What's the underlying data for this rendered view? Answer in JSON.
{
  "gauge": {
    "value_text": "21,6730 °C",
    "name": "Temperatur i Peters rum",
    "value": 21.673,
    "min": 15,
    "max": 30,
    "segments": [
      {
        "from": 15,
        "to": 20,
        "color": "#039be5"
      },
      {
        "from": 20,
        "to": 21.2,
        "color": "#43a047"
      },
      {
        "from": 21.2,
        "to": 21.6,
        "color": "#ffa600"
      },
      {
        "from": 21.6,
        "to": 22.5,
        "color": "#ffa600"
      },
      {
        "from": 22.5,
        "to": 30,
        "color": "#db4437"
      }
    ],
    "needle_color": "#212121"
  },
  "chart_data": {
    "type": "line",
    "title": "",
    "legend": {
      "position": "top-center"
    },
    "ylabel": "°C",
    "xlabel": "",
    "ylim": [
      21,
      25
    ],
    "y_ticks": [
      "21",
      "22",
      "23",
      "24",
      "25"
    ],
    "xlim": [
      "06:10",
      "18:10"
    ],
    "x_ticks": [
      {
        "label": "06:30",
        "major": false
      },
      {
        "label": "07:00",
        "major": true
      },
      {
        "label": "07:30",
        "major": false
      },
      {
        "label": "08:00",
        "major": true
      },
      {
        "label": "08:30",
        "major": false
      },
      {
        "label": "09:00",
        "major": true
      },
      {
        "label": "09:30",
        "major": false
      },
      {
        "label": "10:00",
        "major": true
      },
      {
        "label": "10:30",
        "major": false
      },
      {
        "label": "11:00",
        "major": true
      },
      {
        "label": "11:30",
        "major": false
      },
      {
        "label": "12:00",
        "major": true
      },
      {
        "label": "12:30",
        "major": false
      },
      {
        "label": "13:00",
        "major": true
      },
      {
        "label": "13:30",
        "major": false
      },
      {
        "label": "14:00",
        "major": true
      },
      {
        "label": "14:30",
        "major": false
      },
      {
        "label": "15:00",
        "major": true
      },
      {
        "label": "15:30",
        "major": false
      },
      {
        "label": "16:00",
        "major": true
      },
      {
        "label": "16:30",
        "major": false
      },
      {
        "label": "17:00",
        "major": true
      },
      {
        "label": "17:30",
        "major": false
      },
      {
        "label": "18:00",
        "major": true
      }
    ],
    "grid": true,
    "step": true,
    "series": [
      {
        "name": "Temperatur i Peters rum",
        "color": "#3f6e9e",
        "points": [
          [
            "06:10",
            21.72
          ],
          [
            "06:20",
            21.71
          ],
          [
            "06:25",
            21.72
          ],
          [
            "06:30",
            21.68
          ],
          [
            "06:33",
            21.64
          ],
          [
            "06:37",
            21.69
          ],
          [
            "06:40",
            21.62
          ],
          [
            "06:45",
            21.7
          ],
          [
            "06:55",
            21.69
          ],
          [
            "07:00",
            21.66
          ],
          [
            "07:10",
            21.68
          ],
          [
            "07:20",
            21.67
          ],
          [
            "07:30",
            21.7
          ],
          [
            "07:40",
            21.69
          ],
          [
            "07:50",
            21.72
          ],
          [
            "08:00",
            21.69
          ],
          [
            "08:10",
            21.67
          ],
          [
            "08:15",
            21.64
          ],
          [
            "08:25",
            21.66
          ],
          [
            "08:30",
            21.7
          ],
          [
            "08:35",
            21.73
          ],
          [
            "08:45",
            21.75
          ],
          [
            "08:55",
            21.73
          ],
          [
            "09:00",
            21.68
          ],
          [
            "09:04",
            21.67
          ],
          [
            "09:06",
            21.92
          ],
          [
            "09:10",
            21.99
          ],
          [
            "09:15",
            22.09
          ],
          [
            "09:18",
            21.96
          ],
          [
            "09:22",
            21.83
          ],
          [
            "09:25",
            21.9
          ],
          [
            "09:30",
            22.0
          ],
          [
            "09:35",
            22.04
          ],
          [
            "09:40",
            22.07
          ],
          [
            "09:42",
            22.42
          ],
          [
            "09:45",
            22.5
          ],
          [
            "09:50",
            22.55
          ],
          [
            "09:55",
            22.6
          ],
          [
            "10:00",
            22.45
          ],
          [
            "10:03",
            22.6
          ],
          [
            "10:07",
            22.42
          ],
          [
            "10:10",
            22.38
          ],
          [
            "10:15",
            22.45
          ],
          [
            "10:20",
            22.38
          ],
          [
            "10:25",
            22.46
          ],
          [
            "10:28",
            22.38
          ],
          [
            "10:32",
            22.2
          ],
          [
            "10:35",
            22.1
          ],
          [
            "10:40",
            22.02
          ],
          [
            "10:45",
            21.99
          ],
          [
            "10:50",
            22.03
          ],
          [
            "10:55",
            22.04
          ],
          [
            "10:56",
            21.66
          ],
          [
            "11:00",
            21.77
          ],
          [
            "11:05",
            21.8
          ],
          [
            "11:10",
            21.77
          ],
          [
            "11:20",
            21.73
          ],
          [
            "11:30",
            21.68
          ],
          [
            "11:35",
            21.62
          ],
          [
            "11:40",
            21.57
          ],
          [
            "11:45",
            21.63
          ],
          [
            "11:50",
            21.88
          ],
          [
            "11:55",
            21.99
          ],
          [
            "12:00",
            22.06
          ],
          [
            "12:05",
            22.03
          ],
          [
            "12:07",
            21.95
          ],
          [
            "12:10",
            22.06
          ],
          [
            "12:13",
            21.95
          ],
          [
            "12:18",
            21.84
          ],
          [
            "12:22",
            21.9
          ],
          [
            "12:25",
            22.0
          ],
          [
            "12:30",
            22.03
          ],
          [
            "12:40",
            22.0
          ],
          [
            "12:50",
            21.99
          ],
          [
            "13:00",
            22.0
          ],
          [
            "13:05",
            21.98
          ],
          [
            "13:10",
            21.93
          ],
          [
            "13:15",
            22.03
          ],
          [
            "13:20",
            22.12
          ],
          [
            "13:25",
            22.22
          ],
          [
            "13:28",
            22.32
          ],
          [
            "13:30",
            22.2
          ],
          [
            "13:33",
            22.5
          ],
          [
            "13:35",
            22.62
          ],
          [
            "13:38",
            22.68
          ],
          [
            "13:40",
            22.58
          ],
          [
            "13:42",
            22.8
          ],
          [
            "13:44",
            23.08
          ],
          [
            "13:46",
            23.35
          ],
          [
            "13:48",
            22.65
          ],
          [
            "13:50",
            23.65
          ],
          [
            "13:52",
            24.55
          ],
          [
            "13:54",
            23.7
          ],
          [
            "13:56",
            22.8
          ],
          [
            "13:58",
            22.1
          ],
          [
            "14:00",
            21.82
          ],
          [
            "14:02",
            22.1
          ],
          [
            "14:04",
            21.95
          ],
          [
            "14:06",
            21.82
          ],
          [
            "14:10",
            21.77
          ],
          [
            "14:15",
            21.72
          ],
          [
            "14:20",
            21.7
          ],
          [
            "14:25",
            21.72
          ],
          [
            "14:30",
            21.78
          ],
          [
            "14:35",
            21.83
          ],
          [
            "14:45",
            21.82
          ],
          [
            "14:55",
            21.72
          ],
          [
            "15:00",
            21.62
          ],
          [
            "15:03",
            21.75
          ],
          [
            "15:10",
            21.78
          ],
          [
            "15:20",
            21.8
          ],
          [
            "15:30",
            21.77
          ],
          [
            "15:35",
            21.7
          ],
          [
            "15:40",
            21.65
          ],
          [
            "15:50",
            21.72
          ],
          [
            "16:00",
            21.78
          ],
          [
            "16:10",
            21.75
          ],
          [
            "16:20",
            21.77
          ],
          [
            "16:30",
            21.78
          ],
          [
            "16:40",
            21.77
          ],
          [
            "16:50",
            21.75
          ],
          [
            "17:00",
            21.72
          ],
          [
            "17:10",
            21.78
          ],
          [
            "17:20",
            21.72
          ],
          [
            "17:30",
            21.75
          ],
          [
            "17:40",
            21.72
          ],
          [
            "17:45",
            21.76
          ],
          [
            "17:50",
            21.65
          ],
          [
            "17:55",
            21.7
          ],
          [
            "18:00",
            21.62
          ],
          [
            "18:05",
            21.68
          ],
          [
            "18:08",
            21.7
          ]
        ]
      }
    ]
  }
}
━━━━
The word "Peters" may turn up on some lines of these records; say how many, with no other words.

*REPLY TO THE TASK*:
2